— BEGIN EXERCISE INPUT —

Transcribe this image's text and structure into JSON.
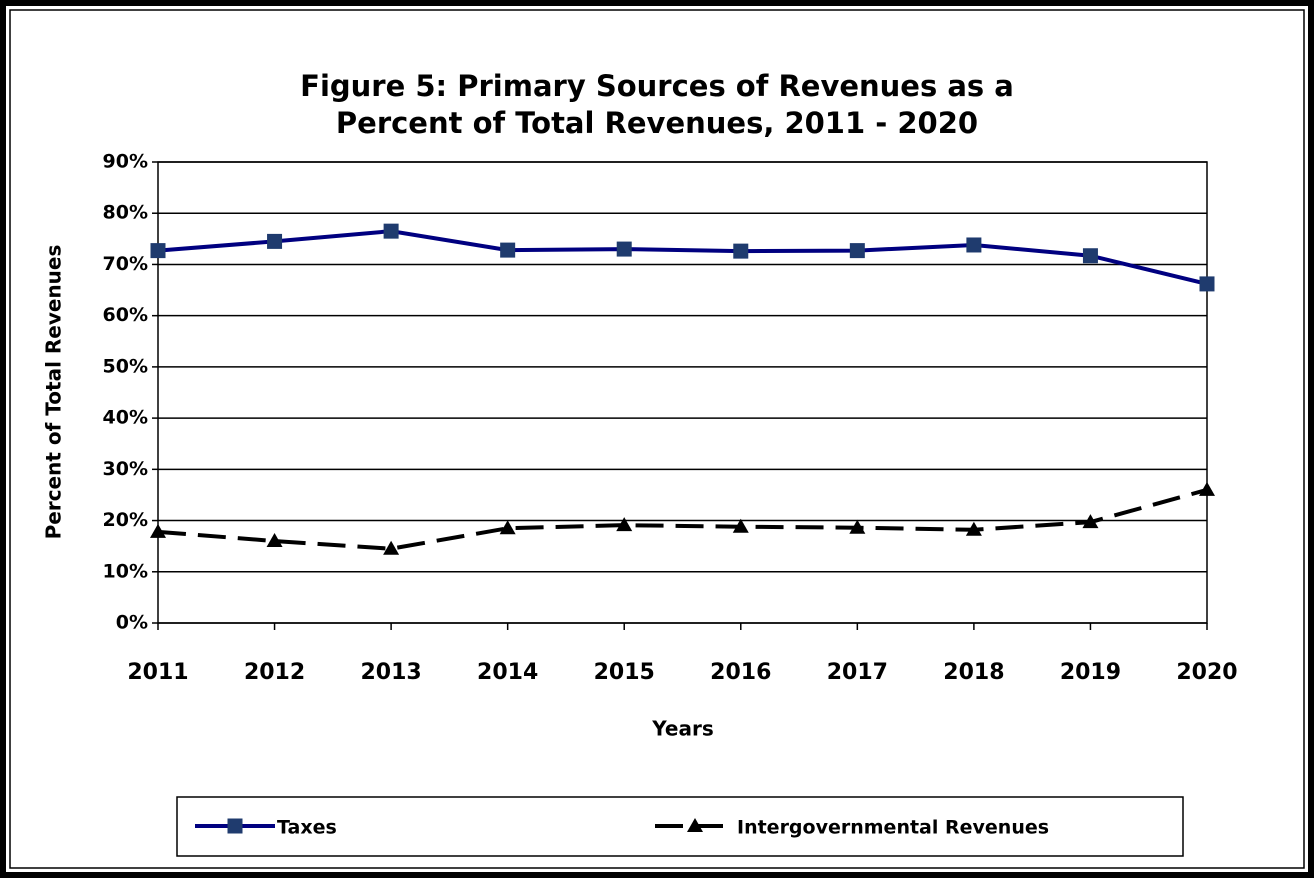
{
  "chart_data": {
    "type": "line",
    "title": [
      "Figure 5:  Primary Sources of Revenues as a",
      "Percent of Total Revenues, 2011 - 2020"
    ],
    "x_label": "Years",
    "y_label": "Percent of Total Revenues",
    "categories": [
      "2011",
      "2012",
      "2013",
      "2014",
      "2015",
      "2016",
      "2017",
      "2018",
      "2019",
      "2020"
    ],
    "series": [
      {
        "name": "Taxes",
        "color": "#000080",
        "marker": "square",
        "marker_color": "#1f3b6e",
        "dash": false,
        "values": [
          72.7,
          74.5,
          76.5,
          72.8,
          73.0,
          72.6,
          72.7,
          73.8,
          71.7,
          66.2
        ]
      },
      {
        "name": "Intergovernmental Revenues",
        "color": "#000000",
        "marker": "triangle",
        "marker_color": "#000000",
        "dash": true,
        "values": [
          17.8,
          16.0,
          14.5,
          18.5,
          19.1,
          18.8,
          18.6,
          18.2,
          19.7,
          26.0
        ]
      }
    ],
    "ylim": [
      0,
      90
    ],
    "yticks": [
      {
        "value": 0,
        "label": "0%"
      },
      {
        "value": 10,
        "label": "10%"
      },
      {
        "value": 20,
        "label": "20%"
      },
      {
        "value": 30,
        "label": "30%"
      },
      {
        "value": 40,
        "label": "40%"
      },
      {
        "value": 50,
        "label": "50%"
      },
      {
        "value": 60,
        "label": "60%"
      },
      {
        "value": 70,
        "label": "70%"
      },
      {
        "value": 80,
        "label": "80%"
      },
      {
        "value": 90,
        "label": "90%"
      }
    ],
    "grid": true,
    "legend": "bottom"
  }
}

— END EXERCISE INPUT —
— BEGIN EXERCISE INPUT —

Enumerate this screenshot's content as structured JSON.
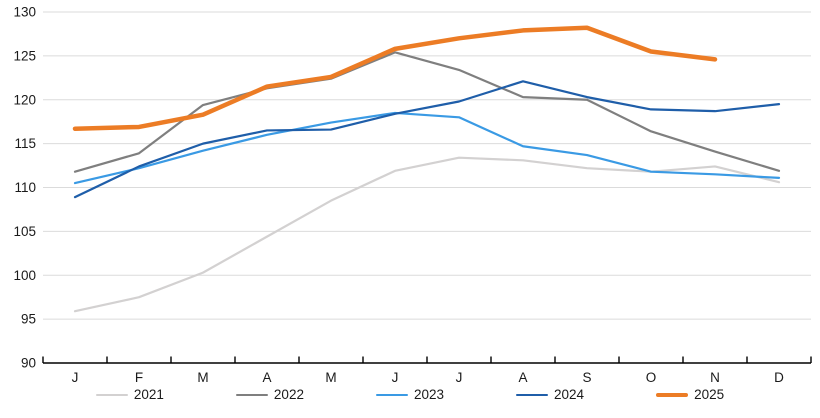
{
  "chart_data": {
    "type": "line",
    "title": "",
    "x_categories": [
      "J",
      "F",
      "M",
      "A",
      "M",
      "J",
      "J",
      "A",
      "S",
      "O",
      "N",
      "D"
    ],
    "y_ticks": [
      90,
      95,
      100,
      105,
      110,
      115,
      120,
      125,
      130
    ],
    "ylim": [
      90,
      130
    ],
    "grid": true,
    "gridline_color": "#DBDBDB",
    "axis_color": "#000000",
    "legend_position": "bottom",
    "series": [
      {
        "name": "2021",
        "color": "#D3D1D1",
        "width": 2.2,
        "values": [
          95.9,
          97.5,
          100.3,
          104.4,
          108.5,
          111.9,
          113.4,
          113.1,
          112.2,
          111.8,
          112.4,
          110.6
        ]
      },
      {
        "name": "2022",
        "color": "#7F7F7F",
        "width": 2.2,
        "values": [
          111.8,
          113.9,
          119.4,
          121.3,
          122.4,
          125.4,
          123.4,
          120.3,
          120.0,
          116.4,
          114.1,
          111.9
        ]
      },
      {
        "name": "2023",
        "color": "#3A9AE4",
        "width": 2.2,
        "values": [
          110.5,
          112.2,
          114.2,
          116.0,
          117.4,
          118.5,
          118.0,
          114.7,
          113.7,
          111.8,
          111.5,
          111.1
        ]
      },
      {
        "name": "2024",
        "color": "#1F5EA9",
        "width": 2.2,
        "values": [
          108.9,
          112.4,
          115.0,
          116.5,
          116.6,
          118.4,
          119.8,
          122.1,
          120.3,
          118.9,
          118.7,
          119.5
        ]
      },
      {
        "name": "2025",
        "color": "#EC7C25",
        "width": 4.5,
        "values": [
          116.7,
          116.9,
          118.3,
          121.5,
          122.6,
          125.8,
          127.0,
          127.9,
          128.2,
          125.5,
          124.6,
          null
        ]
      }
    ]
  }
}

— END EXERCISE INPUT —

WHAT TO WORK ON: Looking at the records above, count the lines where the word "bottom" appears. State only the number.

EXERCISE OUTPUT: 2